◆ **DIRECTION**:
Scan the data beneath this task and copy each line that includes "suffocation".

◆ ◆ ◆ ◆ ◆

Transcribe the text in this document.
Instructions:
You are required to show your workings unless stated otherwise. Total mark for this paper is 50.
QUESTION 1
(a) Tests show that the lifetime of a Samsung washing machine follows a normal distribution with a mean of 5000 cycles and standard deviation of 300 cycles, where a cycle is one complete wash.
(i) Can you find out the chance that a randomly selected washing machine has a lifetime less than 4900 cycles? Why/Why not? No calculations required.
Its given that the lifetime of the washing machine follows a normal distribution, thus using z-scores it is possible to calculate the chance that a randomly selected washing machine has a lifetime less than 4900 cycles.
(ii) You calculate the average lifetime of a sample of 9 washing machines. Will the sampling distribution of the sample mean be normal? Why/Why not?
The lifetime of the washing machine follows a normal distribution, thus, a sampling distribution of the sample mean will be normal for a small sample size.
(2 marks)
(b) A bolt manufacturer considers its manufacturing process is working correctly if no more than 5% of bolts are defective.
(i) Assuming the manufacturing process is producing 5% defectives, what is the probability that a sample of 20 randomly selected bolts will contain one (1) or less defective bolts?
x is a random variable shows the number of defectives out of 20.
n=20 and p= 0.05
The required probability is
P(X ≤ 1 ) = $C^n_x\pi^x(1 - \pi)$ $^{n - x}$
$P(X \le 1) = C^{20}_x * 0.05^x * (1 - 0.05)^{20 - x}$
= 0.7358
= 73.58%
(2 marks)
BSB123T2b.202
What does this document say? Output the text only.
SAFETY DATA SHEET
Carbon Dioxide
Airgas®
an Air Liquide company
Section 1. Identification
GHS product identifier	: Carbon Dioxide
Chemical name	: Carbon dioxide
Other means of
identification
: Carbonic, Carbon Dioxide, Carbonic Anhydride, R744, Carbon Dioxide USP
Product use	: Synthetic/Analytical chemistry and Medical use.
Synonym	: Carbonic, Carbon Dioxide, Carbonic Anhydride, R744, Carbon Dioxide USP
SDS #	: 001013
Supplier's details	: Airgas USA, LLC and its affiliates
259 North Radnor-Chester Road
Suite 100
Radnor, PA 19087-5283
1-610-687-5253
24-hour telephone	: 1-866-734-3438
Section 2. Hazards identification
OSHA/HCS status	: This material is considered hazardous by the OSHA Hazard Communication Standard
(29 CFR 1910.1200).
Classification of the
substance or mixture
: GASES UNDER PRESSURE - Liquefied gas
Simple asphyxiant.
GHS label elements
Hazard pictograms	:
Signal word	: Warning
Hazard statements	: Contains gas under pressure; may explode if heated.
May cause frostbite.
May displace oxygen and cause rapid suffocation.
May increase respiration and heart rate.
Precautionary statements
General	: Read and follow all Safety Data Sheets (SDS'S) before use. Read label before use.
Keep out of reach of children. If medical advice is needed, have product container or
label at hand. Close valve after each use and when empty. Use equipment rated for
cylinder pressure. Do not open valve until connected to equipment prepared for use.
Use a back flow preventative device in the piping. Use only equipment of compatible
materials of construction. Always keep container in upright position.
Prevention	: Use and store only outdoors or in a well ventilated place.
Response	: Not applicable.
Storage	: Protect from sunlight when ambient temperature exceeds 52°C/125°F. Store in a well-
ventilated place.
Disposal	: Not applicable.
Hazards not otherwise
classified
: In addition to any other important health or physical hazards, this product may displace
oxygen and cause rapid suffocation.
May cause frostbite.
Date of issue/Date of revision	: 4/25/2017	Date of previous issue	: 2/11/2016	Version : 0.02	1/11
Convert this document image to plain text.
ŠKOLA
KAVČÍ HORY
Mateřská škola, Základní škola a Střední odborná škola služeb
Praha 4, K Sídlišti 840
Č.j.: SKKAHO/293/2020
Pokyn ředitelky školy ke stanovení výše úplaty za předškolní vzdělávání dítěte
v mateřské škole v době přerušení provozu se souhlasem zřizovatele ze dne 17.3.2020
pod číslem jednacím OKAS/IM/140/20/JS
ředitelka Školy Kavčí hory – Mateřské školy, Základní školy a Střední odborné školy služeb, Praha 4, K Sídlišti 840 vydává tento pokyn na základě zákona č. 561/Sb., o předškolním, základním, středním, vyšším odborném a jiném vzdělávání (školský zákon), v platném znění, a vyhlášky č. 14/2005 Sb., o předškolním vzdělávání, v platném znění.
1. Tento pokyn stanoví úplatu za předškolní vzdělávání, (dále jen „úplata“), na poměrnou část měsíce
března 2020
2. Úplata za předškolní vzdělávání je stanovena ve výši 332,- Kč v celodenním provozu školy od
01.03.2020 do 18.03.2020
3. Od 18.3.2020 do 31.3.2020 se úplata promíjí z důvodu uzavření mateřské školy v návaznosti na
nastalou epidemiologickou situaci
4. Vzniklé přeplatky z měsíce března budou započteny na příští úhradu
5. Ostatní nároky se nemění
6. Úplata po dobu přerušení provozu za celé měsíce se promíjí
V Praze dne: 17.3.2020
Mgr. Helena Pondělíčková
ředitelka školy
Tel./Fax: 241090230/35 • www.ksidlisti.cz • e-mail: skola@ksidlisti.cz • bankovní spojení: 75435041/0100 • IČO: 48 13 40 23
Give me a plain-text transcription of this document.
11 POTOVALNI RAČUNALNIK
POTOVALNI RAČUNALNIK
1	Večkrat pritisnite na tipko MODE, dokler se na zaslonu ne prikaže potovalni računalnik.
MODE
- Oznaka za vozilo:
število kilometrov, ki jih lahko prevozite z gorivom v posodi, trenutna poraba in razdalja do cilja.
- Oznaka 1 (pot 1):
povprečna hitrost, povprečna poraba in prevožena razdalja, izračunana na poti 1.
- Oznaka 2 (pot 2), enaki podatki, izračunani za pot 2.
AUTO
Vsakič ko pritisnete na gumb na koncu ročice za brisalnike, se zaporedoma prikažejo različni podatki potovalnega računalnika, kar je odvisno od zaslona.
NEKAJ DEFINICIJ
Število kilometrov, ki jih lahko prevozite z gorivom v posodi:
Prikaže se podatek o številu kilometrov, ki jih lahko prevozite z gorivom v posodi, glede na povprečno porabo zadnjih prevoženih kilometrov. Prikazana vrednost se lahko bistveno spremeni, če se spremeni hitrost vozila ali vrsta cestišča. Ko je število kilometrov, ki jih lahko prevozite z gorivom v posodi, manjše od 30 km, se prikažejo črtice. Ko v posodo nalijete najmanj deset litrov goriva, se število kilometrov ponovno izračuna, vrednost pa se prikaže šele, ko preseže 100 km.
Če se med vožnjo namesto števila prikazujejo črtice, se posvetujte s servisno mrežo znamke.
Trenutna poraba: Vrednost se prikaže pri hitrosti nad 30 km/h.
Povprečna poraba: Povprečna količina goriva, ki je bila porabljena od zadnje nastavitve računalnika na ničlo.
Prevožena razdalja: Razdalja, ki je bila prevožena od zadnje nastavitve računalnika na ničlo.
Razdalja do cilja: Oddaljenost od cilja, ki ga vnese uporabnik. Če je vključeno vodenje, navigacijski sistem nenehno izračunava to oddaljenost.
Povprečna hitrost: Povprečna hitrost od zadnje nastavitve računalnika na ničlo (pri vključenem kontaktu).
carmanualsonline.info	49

◆ ◆ ◆ ◆ ◆

◆ **SOLUTION FOR THIS PROBLEM**:
May displace oxygen and cause rapid suffocation.
oxygen and cause rapid suffocation.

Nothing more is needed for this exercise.